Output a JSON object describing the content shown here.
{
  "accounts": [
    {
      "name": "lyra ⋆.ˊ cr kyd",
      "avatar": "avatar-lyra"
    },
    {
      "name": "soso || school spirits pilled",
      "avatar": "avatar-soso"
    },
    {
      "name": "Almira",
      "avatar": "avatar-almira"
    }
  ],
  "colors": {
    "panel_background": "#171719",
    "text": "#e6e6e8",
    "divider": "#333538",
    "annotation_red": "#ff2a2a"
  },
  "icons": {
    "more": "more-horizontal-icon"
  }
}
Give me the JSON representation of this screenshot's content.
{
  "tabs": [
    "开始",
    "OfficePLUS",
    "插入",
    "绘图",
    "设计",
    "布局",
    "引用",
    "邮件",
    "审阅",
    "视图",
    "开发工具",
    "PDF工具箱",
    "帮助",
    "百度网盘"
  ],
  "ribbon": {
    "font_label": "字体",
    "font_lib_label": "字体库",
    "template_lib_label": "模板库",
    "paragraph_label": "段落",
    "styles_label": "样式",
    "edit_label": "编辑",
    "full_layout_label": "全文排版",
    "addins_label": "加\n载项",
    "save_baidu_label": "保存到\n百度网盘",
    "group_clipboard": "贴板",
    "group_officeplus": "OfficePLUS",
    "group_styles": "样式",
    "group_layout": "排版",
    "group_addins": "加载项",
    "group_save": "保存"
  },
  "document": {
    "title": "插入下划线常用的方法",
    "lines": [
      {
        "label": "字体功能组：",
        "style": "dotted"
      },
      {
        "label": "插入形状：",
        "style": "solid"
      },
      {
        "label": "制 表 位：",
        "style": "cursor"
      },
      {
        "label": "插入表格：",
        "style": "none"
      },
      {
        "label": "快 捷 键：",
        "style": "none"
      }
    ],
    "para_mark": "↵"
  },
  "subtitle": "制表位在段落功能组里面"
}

Given request:
The line containing "Give me the" and every line after it, through the end of the records, should be repeated exactly and alone.

Result for this task:
Give me the JSON representation of this screenshot's content.
{
  "tabs": [
    "开始",
    "OfficePLUS",
    "插入",
    "绘图",
    "设计",
    "布局",
    "引用",
    "邮件",
    "审阅",
    "视图",
    "开发工具",
    "PDF工具箱",
    "帮助",
    "百度网盘"
  ],
  "ribbon": {
    "font_label": "字体",
    "font_lib_label": "字体库",
    "template_lib_label": "模板库",
    "paragraph_label": "段落",
    "styles_label": "样式",
    "edit_label": "编辑",
    "full_layout_label": "全文排版",
    "addins_label": "加\n载项",
    "save_baidu_label": "保存到\n百度网盘",
    "group_clipboard": "贴板",
    "group_officeplus": "OfficePLUS",
    "group_styles": "样式",
    "group_layout": "排版",
    "group_addins": "加载项",
    "group_save": "保存"
  },
  "document": {
    "title": "插入下划线常用的方法",
    "lines": [
      {
        "label": "字体功能组：",
        "style": "dotted"
      },
      {
        "label": "插入形状：",
        "style": "solid"
      },
      {
        "label": "制 表 位：",
        "style": "cursor"
      },
      {
        "label": "插入表格：",
        "style": "none"
      },
      {
        "label": "快 捷 键：",
        "style": "none"
      }
    ],
    "para_mark": "↵"
  },
  "subtitle": "制表位在段落功能组里面"
}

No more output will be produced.